▶ PROBLEM DETAILS
Count the lines in the data below that contain the string "instalacion", and reply with only that number.

▶ LISTED ENTRIES
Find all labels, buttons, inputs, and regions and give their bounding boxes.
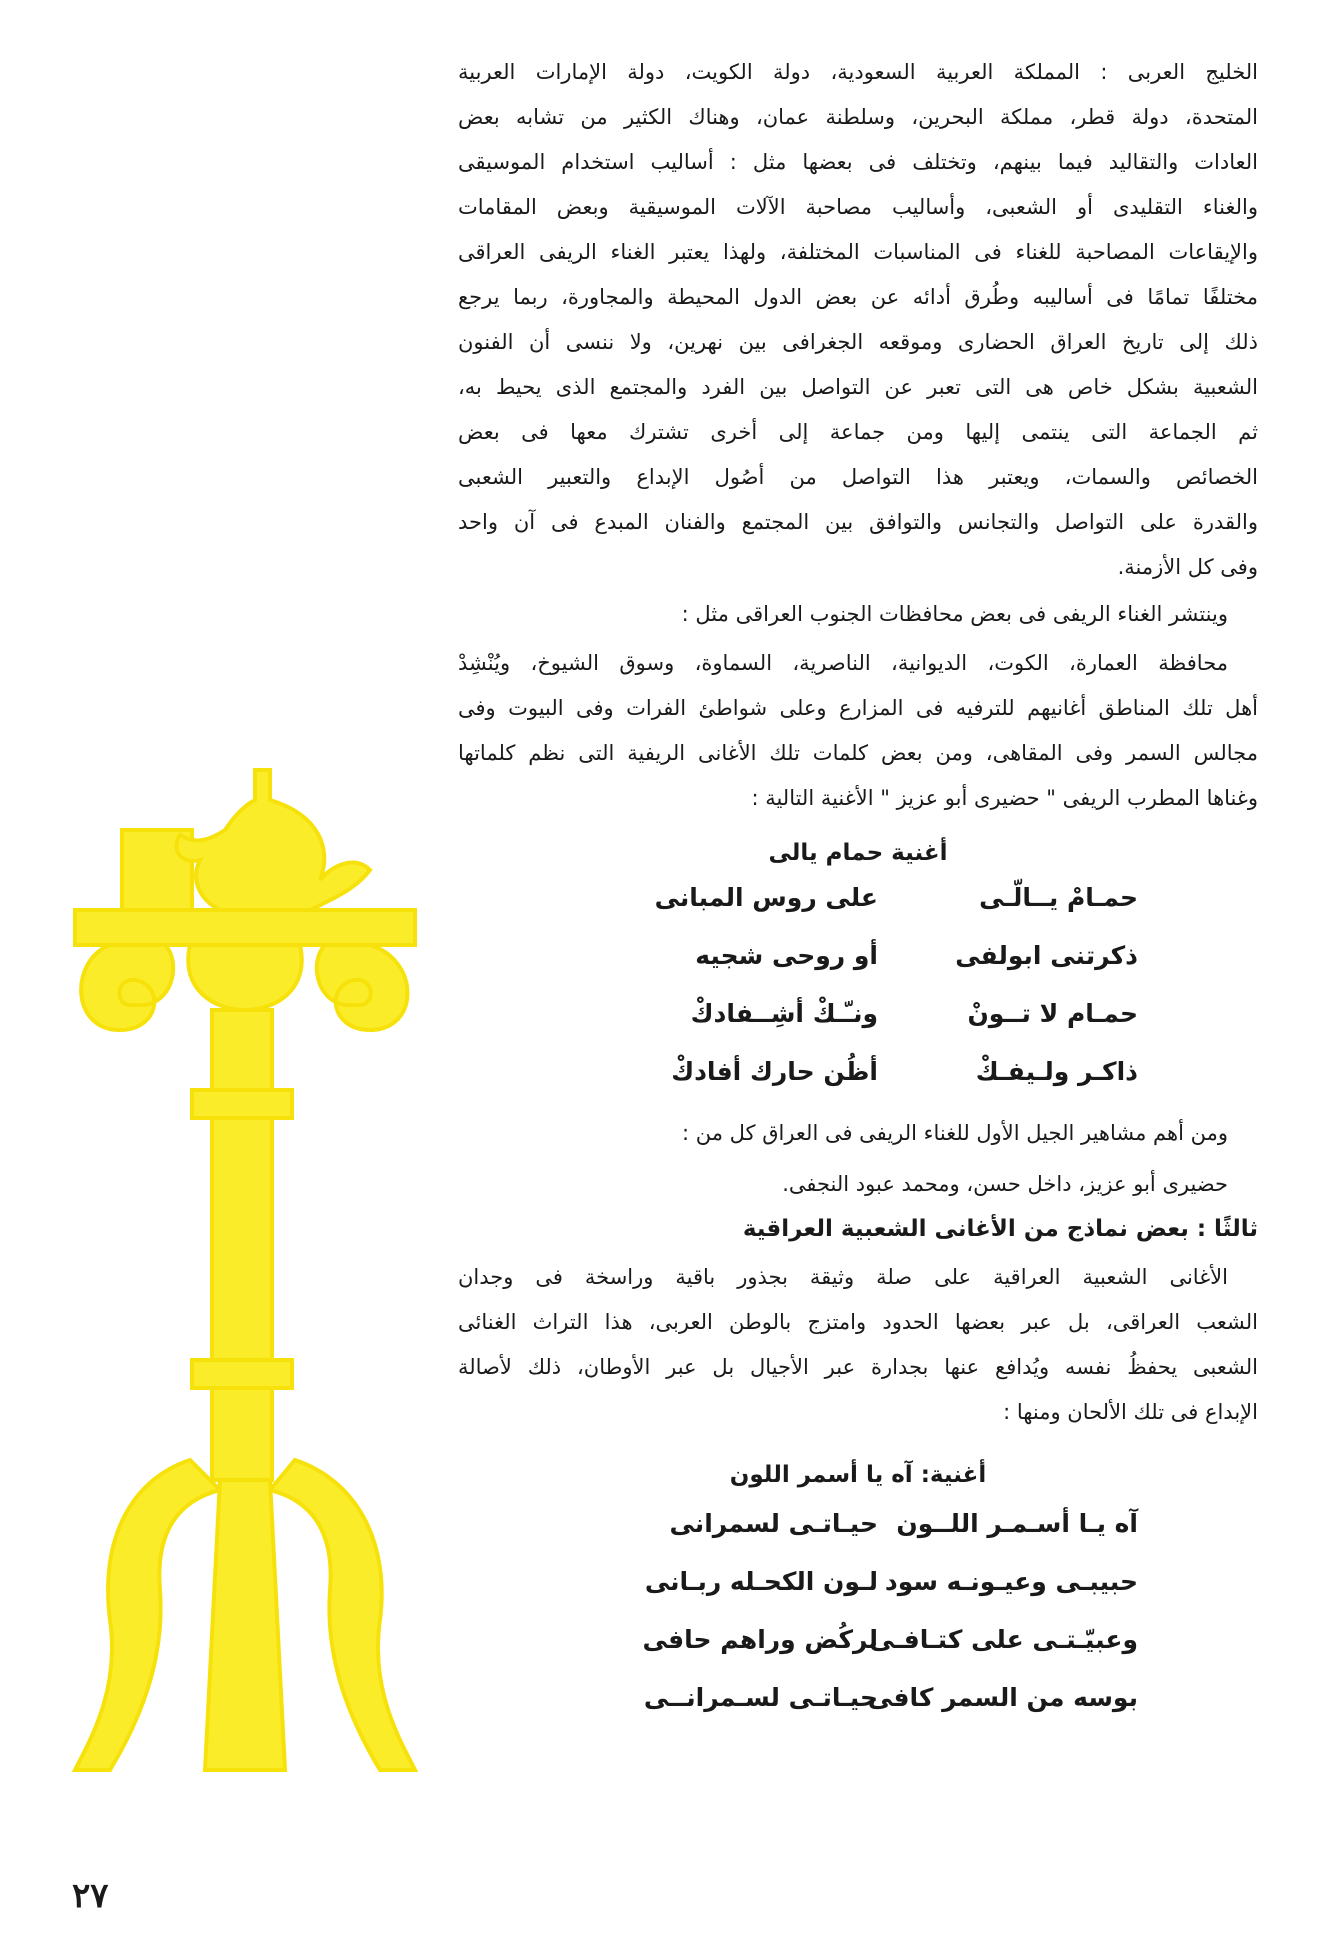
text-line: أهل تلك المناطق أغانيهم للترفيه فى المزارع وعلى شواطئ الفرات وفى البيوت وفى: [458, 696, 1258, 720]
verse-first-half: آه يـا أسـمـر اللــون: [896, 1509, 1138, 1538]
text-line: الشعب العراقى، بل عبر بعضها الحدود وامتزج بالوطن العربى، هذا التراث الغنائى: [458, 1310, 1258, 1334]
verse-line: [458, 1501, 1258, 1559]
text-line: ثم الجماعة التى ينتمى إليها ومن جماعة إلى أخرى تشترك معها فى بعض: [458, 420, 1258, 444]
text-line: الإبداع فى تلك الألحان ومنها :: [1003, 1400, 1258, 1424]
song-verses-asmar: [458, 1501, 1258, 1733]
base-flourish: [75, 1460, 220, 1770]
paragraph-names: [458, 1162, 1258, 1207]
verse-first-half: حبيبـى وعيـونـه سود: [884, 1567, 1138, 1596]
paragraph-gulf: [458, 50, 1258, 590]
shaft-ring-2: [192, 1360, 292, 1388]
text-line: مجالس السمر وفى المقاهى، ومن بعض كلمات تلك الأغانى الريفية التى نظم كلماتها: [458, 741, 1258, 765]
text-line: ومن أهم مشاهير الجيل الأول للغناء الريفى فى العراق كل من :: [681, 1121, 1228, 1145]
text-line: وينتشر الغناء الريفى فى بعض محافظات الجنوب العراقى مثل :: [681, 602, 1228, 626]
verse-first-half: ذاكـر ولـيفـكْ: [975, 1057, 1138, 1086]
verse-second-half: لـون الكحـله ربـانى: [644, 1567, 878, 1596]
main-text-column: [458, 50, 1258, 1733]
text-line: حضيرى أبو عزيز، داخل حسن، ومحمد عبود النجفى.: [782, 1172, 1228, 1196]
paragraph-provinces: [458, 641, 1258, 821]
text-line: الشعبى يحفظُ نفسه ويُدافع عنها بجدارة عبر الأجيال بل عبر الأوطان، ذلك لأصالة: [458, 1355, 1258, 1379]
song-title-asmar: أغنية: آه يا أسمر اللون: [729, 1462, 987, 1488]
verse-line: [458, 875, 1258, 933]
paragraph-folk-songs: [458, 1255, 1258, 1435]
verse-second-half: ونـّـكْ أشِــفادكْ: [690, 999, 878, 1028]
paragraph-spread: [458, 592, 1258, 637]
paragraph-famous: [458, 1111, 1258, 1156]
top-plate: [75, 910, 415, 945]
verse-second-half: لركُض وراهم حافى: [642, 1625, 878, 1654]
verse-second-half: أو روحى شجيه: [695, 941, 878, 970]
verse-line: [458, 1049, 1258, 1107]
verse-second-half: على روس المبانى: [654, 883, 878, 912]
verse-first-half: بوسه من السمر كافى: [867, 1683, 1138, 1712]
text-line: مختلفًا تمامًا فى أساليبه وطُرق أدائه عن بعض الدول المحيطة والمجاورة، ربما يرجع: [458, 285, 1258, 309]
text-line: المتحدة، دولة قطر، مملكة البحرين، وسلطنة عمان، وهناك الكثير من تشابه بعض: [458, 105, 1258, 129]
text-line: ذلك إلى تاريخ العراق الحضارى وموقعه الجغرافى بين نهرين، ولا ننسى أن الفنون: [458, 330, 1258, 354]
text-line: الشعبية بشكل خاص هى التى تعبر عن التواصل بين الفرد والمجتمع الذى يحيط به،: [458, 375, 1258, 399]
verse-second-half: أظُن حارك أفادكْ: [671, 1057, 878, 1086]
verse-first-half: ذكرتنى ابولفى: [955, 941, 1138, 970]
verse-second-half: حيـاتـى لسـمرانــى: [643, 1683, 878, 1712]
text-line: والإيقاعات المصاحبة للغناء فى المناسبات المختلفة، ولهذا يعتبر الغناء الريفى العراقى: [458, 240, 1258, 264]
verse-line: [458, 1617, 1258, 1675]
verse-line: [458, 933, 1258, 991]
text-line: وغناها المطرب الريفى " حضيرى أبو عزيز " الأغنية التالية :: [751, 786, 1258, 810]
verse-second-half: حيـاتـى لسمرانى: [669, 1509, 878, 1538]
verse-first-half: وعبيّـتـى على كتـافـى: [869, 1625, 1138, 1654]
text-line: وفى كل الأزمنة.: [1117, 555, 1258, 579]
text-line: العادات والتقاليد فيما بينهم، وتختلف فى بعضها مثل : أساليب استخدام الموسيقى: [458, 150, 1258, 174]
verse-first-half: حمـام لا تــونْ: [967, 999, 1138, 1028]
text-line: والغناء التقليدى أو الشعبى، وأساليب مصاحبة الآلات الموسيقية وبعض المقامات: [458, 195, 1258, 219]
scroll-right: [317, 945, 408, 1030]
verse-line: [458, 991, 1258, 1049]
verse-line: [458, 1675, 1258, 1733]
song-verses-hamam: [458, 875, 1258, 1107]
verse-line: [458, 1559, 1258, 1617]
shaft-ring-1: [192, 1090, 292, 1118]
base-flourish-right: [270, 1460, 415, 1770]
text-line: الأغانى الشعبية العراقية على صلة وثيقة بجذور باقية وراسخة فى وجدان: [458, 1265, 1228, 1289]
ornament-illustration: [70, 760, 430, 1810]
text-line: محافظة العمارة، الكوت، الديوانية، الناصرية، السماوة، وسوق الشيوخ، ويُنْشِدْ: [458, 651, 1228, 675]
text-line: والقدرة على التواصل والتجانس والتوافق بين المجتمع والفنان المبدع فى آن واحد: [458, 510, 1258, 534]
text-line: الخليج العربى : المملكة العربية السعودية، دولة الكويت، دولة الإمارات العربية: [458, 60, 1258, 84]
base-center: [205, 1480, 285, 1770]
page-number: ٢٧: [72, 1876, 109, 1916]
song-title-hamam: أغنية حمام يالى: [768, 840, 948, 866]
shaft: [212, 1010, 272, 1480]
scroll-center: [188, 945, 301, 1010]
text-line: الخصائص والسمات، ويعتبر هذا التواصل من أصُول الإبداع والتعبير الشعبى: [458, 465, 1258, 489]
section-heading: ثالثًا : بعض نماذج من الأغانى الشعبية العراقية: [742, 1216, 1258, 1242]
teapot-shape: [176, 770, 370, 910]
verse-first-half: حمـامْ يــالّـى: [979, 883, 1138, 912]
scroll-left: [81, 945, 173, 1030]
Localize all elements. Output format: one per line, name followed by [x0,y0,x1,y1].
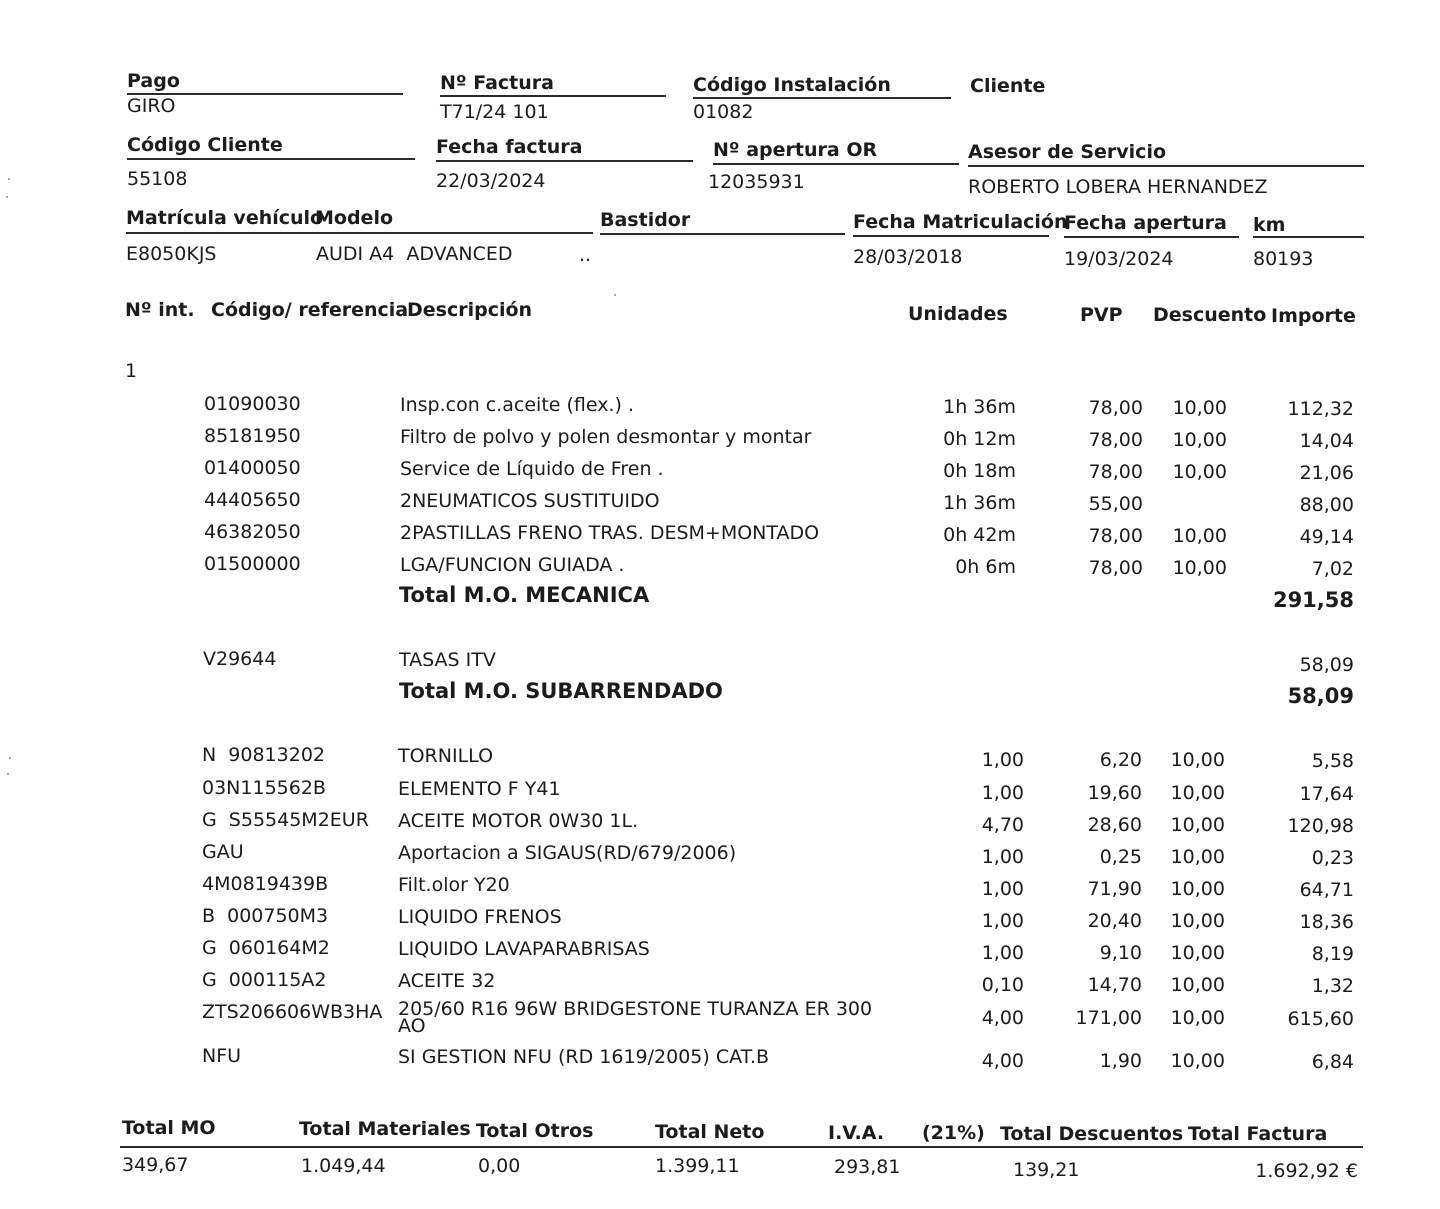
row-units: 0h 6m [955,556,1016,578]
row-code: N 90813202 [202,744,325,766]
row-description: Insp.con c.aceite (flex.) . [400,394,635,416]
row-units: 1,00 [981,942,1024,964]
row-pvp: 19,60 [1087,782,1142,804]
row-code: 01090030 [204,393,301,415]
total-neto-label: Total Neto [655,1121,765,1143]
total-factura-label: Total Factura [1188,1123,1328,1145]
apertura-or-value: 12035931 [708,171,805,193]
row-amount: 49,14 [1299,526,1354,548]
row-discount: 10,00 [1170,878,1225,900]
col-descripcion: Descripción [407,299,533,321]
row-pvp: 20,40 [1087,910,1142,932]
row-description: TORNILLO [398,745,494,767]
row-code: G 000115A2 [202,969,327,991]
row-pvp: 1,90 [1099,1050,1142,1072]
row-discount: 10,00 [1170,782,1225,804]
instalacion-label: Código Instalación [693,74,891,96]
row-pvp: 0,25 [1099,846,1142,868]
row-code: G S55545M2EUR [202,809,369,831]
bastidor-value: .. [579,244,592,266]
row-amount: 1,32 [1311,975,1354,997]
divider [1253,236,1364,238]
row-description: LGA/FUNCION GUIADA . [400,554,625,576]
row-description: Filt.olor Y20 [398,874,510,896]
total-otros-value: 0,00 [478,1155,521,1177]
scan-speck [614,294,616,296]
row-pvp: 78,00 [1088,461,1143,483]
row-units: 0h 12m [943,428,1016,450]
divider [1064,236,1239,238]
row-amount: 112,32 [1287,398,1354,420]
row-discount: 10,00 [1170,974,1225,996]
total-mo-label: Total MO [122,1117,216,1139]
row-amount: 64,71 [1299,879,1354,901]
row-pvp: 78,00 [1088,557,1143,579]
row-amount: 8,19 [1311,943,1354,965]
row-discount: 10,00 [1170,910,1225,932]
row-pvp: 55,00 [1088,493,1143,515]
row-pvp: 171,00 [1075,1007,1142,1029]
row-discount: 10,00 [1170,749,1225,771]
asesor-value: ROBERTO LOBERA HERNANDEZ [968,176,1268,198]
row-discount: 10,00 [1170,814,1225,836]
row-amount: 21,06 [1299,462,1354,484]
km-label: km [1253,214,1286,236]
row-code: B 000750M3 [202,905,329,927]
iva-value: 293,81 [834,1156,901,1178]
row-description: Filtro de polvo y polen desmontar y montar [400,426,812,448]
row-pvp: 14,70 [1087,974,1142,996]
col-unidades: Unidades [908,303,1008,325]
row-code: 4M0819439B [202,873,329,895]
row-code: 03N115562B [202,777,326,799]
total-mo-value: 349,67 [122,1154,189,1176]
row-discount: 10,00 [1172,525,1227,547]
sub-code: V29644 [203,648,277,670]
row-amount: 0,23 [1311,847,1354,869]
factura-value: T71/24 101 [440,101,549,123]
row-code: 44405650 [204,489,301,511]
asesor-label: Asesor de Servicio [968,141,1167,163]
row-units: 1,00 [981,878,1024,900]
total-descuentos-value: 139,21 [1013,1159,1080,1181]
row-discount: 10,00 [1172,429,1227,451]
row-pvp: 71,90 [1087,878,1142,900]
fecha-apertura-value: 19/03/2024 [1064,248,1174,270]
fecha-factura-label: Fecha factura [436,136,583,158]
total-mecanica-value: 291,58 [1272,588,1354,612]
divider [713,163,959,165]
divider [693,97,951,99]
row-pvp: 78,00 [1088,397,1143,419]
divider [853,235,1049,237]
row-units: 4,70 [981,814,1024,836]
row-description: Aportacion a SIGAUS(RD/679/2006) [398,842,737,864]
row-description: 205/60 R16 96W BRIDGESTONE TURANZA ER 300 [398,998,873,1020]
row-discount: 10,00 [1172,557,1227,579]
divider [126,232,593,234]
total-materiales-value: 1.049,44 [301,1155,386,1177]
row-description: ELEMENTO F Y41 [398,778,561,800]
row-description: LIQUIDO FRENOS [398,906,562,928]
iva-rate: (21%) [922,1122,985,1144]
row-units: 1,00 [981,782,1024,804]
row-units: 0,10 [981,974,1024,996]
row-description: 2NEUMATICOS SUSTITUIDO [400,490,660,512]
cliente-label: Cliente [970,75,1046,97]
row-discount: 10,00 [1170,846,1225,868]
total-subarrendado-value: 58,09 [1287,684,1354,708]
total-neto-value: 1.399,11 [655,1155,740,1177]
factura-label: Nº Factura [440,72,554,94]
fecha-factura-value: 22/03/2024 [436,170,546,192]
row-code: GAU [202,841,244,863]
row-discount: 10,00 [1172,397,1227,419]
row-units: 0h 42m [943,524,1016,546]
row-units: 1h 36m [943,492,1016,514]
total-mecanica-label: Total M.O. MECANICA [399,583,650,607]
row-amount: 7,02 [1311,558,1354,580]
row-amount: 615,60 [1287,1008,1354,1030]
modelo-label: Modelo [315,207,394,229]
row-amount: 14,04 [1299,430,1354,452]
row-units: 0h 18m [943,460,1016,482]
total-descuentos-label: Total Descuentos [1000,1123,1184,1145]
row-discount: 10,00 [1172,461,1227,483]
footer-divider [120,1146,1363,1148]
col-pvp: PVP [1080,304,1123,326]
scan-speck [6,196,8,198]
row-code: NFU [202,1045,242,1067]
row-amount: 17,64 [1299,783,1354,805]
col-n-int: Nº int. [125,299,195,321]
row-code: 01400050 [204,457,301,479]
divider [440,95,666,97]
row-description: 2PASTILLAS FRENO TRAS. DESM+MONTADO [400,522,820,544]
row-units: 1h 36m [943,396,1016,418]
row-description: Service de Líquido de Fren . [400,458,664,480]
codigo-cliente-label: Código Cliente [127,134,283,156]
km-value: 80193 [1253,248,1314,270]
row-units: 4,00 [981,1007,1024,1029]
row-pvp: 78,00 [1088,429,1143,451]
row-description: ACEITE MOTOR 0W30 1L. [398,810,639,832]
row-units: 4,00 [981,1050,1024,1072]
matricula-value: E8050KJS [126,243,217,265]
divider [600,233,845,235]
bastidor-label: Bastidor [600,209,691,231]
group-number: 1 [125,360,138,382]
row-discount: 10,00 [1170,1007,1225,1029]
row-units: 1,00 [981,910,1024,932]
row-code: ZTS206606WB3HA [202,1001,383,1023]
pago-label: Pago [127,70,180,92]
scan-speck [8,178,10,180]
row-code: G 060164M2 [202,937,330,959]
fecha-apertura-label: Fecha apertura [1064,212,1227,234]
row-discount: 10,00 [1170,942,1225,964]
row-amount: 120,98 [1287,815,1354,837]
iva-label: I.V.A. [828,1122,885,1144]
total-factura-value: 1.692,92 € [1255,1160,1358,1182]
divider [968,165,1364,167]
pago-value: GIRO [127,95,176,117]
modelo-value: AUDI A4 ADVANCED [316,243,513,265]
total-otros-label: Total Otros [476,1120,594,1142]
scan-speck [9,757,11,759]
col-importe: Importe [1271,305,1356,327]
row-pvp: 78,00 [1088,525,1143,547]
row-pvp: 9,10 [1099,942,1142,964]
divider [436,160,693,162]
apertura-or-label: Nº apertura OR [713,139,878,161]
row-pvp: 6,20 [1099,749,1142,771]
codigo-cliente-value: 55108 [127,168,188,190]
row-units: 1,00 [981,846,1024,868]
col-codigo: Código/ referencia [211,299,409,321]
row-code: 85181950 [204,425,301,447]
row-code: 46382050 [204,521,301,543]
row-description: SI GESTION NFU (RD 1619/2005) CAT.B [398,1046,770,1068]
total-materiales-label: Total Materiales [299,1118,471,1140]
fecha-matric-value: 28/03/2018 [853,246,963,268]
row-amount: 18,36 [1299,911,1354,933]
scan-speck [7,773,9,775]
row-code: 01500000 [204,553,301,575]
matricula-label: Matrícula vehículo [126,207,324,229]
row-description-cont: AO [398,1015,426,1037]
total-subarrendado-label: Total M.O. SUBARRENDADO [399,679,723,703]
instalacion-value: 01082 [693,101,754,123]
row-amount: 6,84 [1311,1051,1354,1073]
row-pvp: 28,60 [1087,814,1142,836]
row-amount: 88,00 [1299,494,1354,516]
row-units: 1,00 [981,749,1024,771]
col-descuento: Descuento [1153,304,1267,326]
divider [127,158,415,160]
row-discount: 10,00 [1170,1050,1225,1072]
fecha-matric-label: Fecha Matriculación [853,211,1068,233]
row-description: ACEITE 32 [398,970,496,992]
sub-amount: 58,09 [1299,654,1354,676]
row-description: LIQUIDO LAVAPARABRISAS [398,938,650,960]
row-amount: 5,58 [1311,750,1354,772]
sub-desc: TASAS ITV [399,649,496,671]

▶ RESULT OF THE TASK
2